## STATED EXERCISE
Set down every entry word for word. Omit the pictures.

[Extracted data entries]
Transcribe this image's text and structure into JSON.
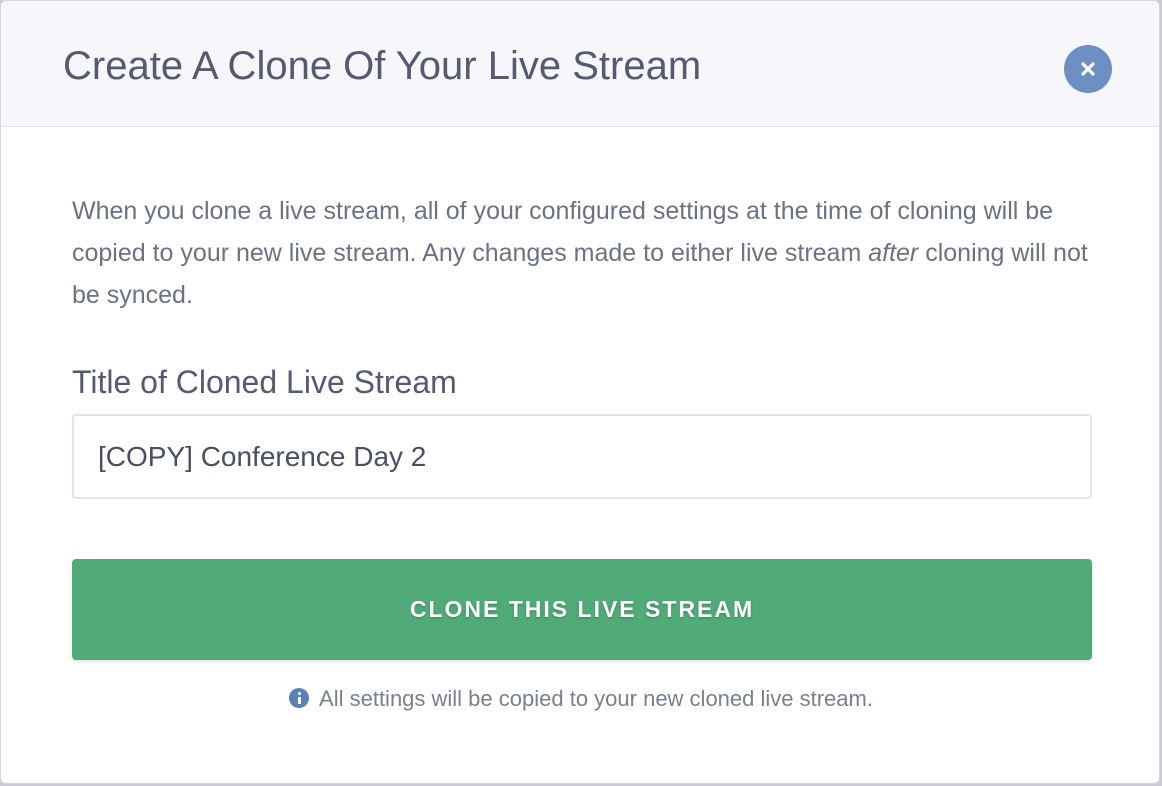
{
  "modal": {
    "title": "Create A Clone Of Your Live Stream",
    "close_icon": "close-icon",
    "description_main": "When you clone a live stream, all of your configured settings at the time of cloning will be copied to your new live stream. Any changes made to either live stream ",
    "description_emphasis": "after",
    "description_tail": " cloning will not be synced.",
    "field_label": "Title of Cloned Live Stream",
    "title_input_value": "[COPY] Conference Day 2",
    "clone_button_label": "CLONE THIS LIVE STREAM",
    "info_icon": "info-icon",
    "info_note": "All settings will be copied to your new cloned live stream."
  },
  "colors": {
    "header_bg": "#f6f6fb",
    "close_button": "#6d8fc1",
    "primary_button": "#50ab78",
    "info_icon": "#5c7fb8",
    "title_text": "#545a70",
    "body_text": "#6c7183"
  }
}
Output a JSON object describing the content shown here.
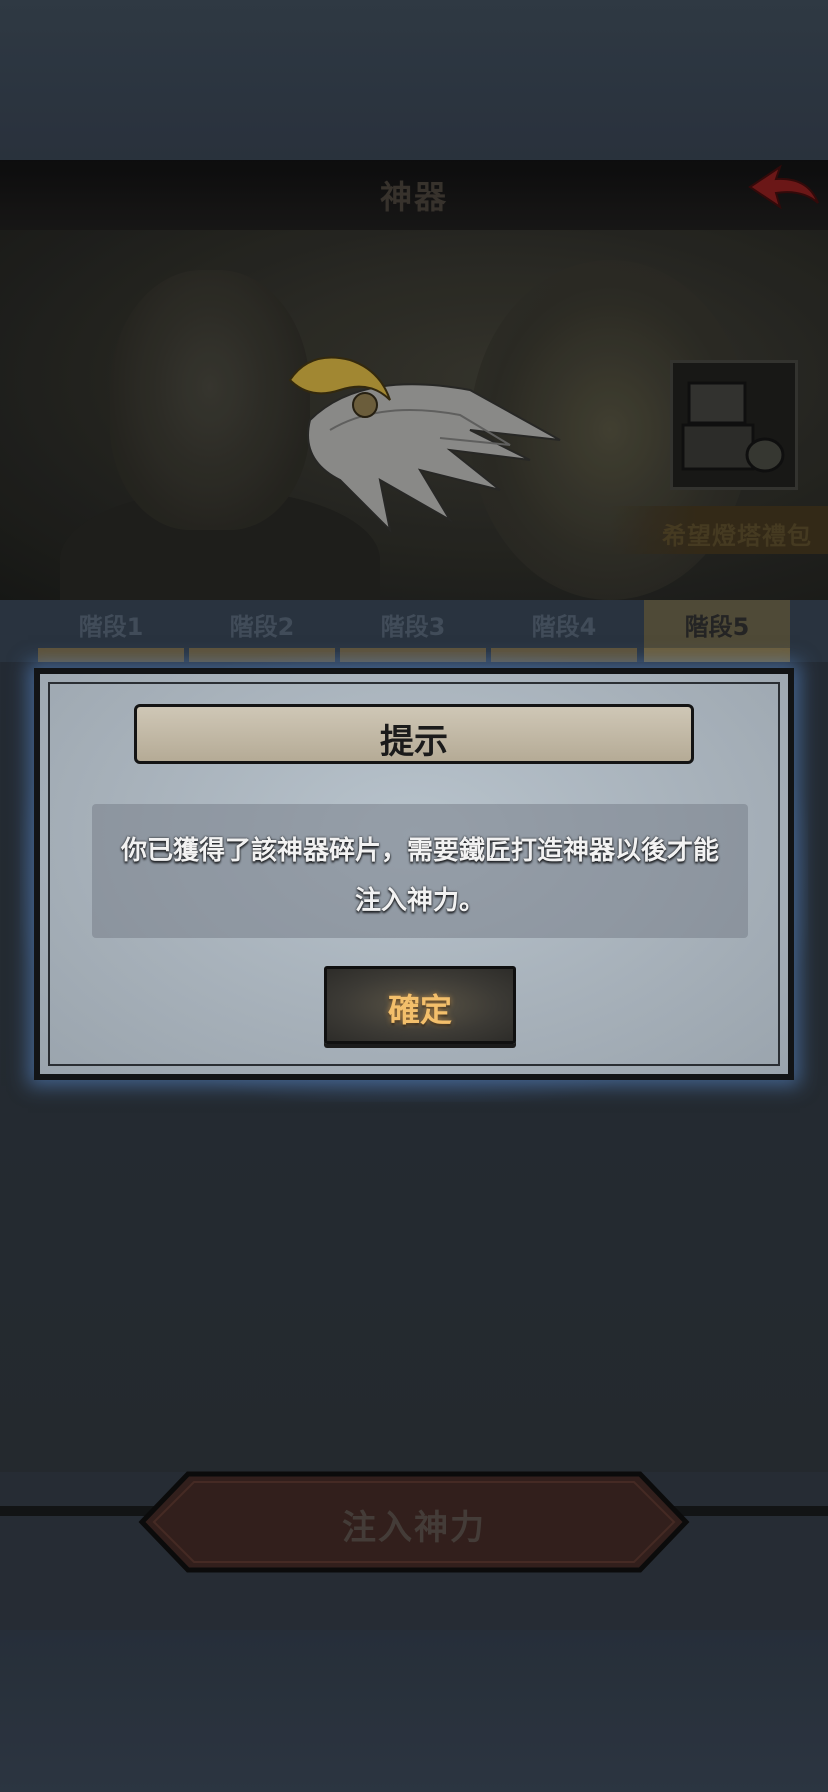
{
  "header": {
    "title": "神器"
  },
  "promo": {
    "gift_pack_label": "希望燈塔禮包"
  },
  "stages": {
    "tabs": [
      {
        "label": "階段1",
        "active": false
      },
      {
        "label": "階段2",
        "active": false
      },
      {
        "label": "階段3",
        "active": false
      },
      {
        "label": "階段4",
        "active": false
      },
      {
        "label": "階段5",
        "active": true
      }
    ]
  },
  "actions": {
    "inject_label": "注入神力"
  },
  "dialog": {
    "title": "提示",
    "message": "你已獲得了該神器碎片，需要鐵匠打造神器以後才能注入神力。",
    "confirm_label": "確定"
  },
  "colors": {
    "accent_gold": "#f3bf6b",
    "dialog_glow": "#5a8cd2",
    "back_arrow": "#8a1e1e"
  }
}
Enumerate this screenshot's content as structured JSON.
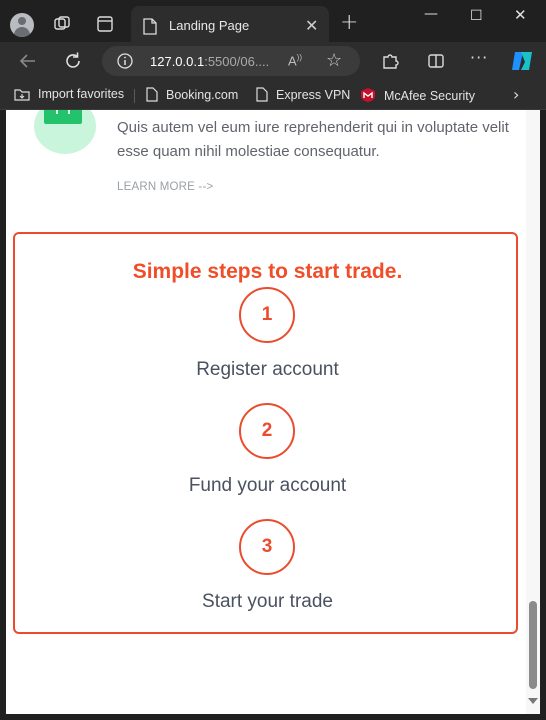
{
  "browser": {
    "tab": {
      "title": "Landing Page"
    },
    "address": {
      "host": "127.0.0.1",
      "rest": ":5500/06...."
    },
    "favorites": [
      {
        "label": "Import favorites"
      },
      {
        "label": "Booking.com"
      },
      {
        "label": "Express VPN"
      },
      {
        "label": "McAfee Security"
      }
    ],
    "icons": {
      "mcafee_color": "#c8102e",
      "copilot_colors": [
        "#1e90ff",
        "#19c2c9"
      ]
    }
  },
  "page": {
    "feature": {
      "description": "Quis autem vel eum iure reprehenderit qui in voluptate velit esse quam nihil molestiae consequatur.",
      "link": "LEARN MORE -->",
      "icon_color": "#23c36b"
    },
    "steps": {
      "title": "Simple steps to start trade.",
      "accent_color": "#ea4c2d",
      "items": [
        {
          "number": "1",
          "label": "Register account"
        },
        {
          "number": "2",
          "label": "Fund your account"
        },
        {
          "number": "3",
          "label": "Start your trade"
        }
      ]
    }
  }
}
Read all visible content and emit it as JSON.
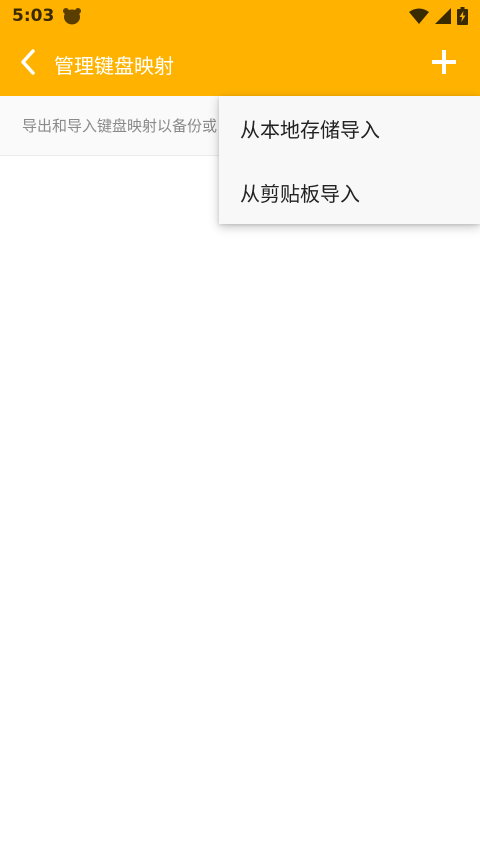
{
  "status_bar": {
    "time": "5:03",
    "icons": [
      "bear-icon",
      "wifi-icon",
      "signal-icon",
      "battery-charging-icon"
    ]
  },
  "app_bar": {
    "title": "管理键盘映射",
    "back_icon": "back-chevron-icon",
    "add_icon": "plus-icon",
    "color": "#FFB300"
  },
  "description": {
    "text": "导出和导入键盘映射以备份或"
  },
  "menu": {
    "items": [
      {
        "label": "从本地存储导入"
      },
      {
        "label": "从剪贴板导入"
      }
    ]
  }
}
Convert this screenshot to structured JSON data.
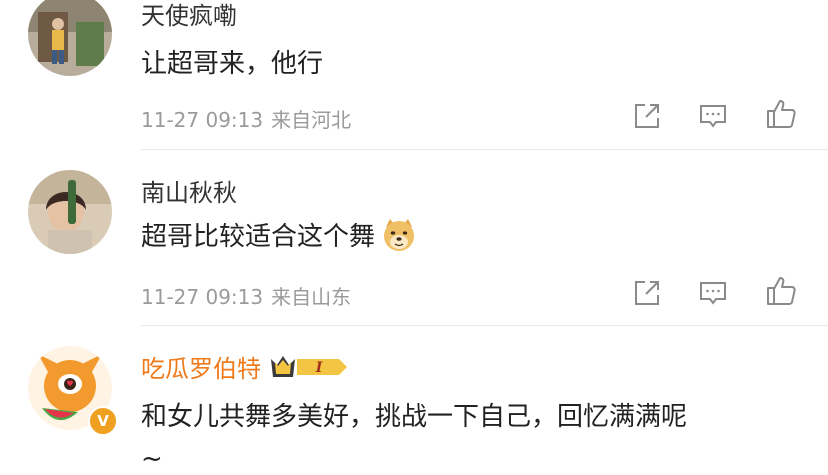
{
  "comments": [
    {
      "username": "天使疯嘞",
      "text": "让超哥来，他行",
      "timestamp": "11-27 09:13",
      "location": "来自河北"
    },
    {
      "username": "南山秋秋",
      "text": "超哥比较适合这个舞",
      "emoji": "doge-emoji",
      "timestamp": "11-27 09:13",
      "location": "来自山东"
    },
    {
      "username": "吃瓜罗伯特",
      "badge_level": "I",
      "verified_label": "V",
      "text": "和女儿共舞多美好，挑战一下自己，回忆满满呢",
      "text_cont": "~"
    }
  ],
  "icons": {
    "share": "share-icon",
    "reply": "comment-icon",
    "like": "like-icon"
  },
  "colors": {
    "vip_name": "#ee7a1c",
    "meta": "#9a9a9a",
    "icon": "#8a8a8a"
  }
}
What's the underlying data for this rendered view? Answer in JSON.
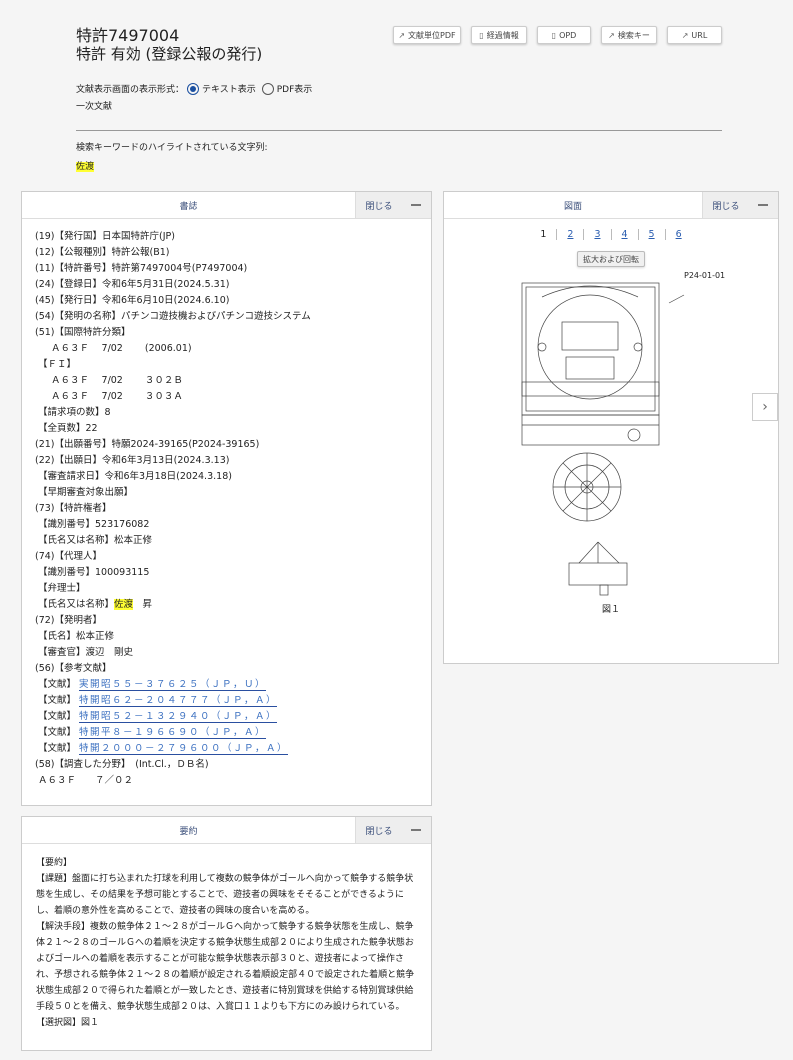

## OUTPUT FOR THIS EXERCISE
Transcribe this image's text and structure into JSON.
{
  "modal": {
    "title": "Create A Clone Of Your Live Stream",
    "close_icon": "close-icon",
    "description_main": "When you clone a live stream, all of your configured settings at the time of cloning will be copied to your new live stream. Any changes made to either live stream ",
    "description_emphasis": "after",
    "description_tail": " cloning will not be synced.",
    "field_label": "Title of Cloned Live Stream",
    "title_input_value": "[COPY] Conference Day 2",
    "clone_button_label": "CLONE THIS LIVE STREAM",
    "info_icon": "info-icon",
    "info_note": "All settings will be copied to your new cloned live stream."
  },
  "colors": {
    "header_bg": "#f6f6fb",
    "close_button": "#6d8fc1",
    "primary_button": "#50ab78",
    "info_icon": "#5c7fb8",
    "title_text": "#545a70",
    "body_text": "#6c7183"
  }
}
Output a JSON object describing the content shown here.
{
  "header": {
    "title": "神器"
  },
  "promo": {
    "gift_pack_label": "希望燈塔禮包"
  },
  "stages": {
    "tabs": [
      {
        "label": "階段1",
        "active": false
      },
      {
        "label": "階段2",
        "active": false
      },
      {
        "label": "階段3",
        "active": false
      },
      {
        "label": "階段4",
        "active": false
      },
      {
        "label": "階段5",
        "active": true
      }
    ]
  },
  "actions": {
    "inject_label": "注入神力"
  },
  "dialog": {
    "title": "提示",
    "message": "你已獲得了該神器碎片，需要鐵匠打造神器以後才能注入神力。",
    "confirm_label": "確定"
  },
  "colors": {
    "accent_gold": "#f3bf6b",
    "dialog_glow": "#5a8cd2",
    "back_arrow": "#8a1e1e"
  }
}
Enumerate this screenshot's content as structured JSON.
{
  "browser": {
    "tab": {
      "title": "Landing Page"
    },
    "address": {
      "host": "127.0.0.1",
      "rest": ":5500/06...."
    },
    "favorites": [
      {
        "label": "Import favorites"
      },
      {
        "label": "Booking.com"
      },
      {
        "label": "Express VPN"
      },
      {
        "label": "McAfee Security"
      }
    ],
    "icons": {
      "mcafee_color": "#c8102e",
      "copilot_colors": [
        "#1e90ff",
        "#19c2c9"
      ]
    }
  },
  "page": {
    "feature": {
      "description": "Quis autem vel eum iure reprehenderit qui in voluptate velit esse quam nihil molestiae consequatur.",
      "link": "LEARN MORE -->",
      "icon_color": "#23c36b"
    },
    "steps": {
      "title": "Simple steps to start trade.",
      "accent_color": "#ea4c2d",
      "items": [
        {
          "number": "1",
          "label": "Register account"
        },
        {
          "number": "2",
          "label": "Fund your account"
        },
        {
          "number": "3",
          "label": "Start your trade"
        }
      ]
    }
  }
}
Read all visible content and emit it as JSON.
{
  "status_bar": {
    "time": "5:03",
    "icons": [
      "bear-icon",
      "wifi-icon",
      "signal-icon",
      "battery-charging-icon"
    ]
  },
  "app_bar": {
    "title": "管理键盘映射",
    "back_icon": "back-chevron-icon",
    "add_icon": "plus-icon",
    "color": "#FFB300"
  },
  "description": {
    "text": "导出和导入键盘映射以备份或"
  },
  "menu": {
    "items": [
      {
        "label": "从本地存储导入"
      },
      {
        "label": "从剪贴板导入"
      }
    ]
  }
}
Convert this screenshot to structured JSON data.
{
  "comments": [
    {
      "username": "天使疯嘞",
      "text": "让超哥来，他行",
      "timestamp": "11-27 09:13",
      "location": "来自河北"
    },
    {
      "username": "南山秋秋",
      "text": "超哥比较适合这个舞",
      "emoji": "doge-emoji",
      "timestamp": "11-27 09:13",
      "location": "来自山东"
    },
    {
      "username": "吃瓜罗伯特",
      "badge_level": "I",
      "verified_label": "V",
      "text": "和女儿共舞多美好，挑战一下自己，回忆满满呢",
      "text_cont": "~"
    }
  ],
  "icons": {
    "share": "share-icon",
    "reply": "comment-icon",
    "like": "like-icon"
  },
  "colors": {
    "vip_name": "#ee7a1c",
    "meta": "#9a9a9a",
    "icon": "#8a8a8a"
  }
}
What's the underlying data for this rendered view? Answer in JSON.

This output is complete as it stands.